[Figure collection entries]
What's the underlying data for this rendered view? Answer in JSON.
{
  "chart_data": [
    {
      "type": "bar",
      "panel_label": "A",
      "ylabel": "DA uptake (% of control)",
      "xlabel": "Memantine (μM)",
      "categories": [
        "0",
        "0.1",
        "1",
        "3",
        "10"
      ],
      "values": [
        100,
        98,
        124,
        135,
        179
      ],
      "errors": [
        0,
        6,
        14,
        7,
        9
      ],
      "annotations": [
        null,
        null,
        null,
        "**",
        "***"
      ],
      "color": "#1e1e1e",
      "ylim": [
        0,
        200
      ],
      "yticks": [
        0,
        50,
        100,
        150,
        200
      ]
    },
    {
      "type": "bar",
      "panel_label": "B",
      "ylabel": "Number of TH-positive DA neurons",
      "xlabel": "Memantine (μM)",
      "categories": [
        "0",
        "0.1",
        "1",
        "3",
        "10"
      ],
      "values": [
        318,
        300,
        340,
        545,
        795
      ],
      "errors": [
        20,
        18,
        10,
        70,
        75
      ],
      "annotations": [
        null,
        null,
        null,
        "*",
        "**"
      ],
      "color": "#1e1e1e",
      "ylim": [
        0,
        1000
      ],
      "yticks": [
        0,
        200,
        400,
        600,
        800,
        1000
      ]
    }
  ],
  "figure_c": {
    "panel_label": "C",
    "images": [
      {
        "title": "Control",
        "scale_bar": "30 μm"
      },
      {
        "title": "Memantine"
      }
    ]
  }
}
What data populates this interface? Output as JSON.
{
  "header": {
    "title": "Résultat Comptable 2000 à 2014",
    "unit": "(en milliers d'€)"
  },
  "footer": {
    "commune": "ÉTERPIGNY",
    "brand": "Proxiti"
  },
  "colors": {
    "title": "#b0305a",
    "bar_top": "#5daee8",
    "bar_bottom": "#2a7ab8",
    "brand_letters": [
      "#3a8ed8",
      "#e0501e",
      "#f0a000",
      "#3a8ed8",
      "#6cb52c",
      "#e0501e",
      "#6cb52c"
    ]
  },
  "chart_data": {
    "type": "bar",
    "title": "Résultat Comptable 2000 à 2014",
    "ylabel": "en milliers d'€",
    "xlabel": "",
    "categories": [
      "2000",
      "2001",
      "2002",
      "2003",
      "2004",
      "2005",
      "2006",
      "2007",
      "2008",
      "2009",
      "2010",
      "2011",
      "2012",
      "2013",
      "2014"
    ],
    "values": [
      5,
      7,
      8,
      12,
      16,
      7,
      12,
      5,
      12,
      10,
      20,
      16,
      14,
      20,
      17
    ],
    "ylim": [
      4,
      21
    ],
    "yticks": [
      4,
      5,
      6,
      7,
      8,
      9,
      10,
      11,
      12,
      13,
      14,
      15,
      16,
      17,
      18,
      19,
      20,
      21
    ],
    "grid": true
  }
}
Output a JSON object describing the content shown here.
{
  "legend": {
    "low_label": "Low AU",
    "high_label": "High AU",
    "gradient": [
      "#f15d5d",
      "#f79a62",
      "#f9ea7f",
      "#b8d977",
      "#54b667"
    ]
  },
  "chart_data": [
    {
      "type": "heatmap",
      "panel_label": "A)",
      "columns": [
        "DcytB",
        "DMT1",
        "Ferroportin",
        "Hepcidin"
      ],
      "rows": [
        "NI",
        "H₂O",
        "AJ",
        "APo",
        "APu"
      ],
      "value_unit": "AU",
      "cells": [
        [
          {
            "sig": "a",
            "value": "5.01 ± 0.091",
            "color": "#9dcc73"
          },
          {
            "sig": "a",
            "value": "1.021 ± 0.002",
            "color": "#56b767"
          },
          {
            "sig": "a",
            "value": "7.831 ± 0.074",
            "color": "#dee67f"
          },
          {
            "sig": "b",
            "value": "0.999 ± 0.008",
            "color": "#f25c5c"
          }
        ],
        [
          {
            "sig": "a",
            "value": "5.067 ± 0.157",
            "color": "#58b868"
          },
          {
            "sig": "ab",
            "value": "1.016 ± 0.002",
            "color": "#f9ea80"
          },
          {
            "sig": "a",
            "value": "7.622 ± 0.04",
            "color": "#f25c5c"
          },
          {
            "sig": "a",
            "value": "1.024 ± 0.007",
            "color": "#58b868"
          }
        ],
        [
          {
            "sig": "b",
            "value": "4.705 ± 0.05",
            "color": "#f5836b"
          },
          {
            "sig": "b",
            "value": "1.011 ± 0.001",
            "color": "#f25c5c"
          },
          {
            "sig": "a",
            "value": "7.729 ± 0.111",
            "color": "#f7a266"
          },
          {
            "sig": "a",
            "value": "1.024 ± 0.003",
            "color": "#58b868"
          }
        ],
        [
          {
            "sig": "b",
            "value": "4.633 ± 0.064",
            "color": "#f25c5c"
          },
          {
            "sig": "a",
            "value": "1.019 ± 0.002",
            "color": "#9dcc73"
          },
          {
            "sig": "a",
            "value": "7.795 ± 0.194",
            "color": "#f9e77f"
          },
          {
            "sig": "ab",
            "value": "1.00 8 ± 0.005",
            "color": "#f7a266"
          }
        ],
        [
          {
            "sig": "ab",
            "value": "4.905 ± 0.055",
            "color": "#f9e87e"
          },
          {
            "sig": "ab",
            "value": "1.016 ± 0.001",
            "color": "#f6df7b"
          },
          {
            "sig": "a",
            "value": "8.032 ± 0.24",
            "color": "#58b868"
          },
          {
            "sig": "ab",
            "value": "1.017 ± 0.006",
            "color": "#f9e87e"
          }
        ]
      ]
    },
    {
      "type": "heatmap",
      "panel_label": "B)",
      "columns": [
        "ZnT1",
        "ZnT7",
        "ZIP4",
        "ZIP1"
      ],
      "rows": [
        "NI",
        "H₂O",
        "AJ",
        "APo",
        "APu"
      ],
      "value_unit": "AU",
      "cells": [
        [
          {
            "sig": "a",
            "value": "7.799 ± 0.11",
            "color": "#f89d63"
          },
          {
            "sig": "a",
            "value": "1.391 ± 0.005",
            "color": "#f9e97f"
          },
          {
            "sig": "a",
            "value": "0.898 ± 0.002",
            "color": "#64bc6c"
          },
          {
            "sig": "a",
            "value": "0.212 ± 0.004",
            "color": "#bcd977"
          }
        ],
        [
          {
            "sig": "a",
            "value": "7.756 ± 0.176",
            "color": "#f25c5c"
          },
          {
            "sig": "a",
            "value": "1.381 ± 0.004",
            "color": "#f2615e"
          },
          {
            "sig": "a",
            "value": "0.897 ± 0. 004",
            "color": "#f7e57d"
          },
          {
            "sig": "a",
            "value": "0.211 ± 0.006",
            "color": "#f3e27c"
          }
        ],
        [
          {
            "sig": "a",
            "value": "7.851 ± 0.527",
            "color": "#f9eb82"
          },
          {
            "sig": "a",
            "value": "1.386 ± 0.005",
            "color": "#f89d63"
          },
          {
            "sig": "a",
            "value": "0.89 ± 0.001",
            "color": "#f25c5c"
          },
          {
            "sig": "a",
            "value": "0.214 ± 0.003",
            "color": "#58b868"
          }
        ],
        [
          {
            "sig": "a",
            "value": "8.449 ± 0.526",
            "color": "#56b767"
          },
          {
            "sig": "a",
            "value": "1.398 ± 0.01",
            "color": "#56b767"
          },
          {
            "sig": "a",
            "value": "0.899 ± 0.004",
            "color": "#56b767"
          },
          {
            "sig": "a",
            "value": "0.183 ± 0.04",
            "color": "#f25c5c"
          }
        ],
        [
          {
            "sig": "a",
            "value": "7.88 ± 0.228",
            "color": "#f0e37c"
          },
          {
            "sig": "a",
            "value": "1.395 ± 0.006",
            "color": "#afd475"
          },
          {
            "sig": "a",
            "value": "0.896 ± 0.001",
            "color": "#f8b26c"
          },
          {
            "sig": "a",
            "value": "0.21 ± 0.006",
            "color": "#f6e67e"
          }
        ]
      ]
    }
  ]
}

> _Exercise task_
Identify each line holding the string "milliers", and copy it out.

> _Reply_
    "unit": "(en milliers d'€)"
    "ylabel": "en milliers d'€",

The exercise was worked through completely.